_Exercise goal_:
Tally the lines of the listing that contain the string "snapdeal". Give the number and nothing else.
---------- Raw records ----------
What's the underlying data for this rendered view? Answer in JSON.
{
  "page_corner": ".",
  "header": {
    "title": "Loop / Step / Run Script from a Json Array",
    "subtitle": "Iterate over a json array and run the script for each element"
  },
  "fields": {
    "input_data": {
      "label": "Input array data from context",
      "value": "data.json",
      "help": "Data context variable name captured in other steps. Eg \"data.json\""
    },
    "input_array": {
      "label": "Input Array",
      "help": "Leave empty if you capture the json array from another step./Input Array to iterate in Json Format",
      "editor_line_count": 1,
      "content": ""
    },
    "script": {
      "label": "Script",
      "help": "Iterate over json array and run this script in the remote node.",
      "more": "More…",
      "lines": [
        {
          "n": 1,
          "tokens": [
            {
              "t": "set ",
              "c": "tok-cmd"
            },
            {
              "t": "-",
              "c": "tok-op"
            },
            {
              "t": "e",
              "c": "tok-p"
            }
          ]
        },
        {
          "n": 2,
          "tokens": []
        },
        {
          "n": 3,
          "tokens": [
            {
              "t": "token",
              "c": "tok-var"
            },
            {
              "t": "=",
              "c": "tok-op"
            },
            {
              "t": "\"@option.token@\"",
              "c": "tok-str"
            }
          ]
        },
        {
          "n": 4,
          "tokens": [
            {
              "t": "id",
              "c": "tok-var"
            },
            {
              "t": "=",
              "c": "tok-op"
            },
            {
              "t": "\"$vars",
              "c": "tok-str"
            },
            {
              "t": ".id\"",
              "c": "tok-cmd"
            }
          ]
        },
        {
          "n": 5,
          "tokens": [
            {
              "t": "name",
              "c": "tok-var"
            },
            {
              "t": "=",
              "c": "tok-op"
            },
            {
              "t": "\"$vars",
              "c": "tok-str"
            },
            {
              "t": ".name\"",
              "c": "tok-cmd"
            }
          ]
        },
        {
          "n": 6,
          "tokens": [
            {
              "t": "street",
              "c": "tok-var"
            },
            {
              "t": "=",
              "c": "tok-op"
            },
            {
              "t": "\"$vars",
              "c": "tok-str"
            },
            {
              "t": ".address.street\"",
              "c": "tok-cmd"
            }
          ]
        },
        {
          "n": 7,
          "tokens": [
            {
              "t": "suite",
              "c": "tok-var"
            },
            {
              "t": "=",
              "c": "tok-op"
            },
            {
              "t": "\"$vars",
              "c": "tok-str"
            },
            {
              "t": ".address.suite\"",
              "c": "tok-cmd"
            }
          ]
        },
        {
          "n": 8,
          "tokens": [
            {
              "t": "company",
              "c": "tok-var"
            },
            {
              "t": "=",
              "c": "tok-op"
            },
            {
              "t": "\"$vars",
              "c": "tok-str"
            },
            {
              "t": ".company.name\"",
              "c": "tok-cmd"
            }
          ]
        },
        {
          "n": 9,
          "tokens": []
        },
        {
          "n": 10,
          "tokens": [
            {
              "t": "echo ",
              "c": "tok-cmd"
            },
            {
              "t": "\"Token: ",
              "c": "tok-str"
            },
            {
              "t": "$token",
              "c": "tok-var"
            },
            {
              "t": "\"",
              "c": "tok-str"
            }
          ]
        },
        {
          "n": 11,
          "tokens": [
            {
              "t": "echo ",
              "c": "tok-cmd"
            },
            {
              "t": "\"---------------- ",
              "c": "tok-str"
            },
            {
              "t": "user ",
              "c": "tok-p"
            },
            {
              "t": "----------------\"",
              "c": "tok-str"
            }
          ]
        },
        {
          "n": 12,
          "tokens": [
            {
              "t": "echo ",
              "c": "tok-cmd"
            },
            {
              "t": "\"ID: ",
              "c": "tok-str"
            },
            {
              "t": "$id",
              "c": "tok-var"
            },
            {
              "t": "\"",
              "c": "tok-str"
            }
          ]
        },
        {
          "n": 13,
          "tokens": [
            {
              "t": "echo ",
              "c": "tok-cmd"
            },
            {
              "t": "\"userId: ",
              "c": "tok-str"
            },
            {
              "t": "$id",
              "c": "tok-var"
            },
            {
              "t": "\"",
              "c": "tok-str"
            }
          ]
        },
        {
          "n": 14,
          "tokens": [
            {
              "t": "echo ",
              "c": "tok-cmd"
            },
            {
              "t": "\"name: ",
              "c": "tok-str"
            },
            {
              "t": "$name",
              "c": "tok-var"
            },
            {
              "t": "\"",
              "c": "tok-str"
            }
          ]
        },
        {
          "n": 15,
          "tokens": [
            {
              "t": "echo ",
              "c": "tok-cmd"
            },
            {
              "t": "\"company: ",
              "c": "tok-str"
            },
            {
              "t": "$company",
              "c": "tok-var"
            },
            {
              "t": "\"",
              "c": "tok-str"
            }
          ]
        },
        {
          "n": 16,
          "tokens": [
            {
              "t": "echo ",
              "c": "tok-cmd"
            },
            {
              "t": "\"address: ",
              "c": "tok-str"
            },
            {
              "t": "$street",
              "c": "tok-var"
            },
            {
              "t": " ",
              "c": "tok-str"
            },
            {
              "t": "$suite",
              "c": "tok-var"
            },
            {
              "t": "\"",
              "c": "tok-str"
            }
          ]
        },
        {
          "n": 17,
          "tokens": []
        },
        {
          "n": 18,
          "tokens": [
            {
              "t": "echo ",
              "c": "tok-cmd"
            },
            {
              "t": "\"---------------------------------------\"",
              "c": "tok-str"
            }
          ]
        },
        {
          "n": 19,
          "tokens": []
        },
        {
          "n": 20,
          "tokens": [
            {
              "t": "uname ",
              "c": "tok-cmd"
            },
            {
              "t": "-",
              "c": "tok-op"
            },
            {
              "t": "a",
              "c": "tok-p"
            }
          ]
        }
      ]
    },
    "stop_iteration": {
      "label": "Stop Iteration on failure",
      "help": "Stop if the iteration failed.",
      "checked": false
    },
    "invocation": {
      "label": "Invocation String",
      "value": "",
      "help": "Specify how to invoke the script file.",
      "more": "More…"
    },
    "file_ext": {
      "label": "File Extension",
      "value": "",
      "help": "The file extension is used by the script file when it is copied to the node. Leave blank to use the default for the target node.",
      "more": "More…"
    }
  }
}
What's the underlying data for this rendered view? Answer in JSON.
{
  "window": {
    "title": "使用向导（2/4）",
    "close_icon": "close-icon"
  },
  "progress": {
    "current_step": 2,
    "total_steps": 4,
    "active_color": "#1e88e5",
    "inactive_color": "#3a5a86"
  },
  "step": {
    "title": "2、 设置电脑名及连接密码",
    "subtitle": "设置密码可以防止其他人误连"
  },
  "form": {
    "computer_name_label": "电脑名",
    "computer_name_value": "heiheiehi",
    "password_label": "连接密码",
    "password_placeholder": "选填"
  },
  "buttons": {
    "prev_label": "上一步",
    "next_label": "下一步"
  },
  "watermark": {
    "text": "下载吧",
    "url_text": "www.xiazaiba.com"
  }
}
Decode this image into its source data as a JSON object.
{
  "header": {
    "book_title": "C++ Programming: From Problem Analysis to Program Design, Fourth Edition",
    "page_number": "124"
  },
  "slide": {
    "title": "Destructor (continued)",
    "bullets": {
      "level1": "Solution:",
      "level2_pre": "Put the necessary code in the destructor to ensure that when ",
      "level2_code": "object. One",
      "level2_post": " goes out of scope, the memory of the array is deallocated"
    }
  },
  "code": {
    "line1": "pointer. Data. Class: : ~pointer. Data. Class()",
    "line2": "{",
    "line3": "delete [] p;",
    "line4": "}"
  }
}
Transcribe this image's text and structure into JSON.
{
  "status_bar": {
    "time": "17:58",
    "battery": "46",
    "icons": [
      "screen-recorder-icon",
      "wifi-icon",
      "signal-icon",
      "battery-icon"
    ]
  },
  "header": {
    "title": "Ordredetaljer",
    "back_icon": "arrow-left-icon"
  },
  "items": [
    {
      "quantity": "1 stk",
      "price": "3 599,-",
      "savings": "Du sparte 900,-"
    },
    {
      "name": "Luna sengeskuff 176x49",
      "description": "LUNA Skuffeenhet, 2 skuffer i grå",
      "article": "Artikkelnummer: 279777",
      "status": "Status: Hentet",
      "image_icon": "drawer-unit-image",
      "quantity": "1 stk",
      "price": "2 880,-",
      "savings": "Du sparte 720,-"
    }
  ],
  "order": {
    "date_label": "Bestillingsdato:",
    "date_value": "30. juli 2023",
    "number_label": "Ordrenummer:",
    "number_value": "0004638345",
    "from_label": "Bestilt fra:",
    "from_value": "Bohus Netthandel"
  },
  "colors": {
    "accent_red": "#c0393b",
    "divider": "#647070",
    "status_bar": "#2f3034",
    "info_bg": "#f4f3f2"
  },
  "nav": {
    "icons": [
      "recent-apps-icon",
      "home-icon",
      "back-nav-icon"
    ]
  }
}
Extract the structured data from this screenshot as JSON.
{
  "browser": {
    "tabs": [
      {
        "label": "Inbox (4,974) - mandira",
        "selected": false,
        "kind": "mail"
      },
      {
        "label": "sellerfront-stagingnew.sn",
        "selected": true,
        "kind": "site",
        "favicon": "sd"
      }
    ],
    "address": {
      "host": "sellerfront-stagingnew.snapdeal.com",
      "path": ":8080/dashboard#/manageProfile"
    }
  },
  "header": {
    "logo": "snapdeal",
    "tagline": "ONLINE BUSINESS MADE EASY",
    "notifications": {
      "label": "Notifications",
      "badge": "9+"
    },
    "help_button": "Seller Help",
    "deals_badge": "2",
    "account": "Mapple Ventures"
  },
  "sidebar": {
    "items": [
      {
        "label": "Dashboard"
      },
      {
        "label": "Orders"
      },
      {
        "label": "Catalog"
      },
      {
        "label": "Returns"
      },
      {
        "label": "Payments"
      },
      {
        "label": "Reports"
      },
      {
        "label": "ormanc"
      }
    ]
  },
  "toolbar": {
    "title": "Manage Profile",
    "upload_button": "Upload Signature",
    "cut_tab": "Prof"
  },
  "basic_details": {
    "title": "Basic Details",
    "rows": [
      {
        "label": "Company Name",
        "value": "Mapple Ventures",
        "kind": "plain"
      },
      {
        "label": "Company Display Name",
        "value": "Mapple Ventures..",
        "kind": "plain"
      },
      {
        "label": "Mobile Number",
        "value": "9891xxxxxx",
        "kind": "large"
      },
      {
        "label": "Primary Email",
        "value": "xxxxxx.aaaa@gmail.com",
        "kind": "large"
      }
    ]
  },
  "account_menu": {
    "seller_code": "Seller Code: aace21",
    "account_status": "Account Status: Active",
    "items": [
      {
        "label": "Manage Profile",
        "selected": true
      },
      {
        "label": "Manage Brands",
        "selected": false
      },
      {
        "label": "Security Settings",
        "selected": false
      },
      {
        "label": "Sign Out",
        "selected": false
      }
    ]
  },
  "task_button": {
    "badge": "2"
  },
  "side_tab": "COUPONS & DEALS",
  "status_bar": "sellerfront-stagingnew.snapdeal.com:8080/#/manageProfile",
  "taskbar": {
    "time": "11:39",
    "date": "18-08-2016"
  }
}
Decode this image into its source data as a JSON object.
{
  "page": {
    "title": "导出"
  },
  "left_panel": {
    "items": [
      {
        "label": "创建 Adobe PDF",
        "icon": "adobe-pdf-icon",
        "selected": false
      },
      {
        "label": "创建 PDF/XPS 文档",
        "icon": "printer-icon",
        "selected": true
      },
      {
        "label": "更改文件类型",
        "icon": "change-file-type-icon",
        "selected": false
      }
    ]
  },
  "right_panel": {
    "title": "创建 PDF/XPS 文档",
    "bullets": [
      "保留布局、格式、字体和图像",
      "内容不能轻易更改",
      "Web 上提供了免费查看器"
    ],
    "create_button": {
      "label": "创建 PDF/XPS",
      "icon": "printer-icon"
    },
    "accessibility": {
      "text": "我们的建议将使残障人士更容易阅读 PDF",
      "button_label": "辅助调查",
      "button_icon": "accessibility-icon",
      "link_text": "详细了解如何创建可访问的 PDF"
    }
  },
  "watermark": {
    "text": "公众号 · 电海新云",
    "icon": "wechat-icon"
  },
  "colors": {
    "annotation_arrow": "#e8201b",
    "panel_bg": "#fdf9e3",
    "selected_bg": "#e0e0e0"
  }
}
----------
_Solution for this problem_:
3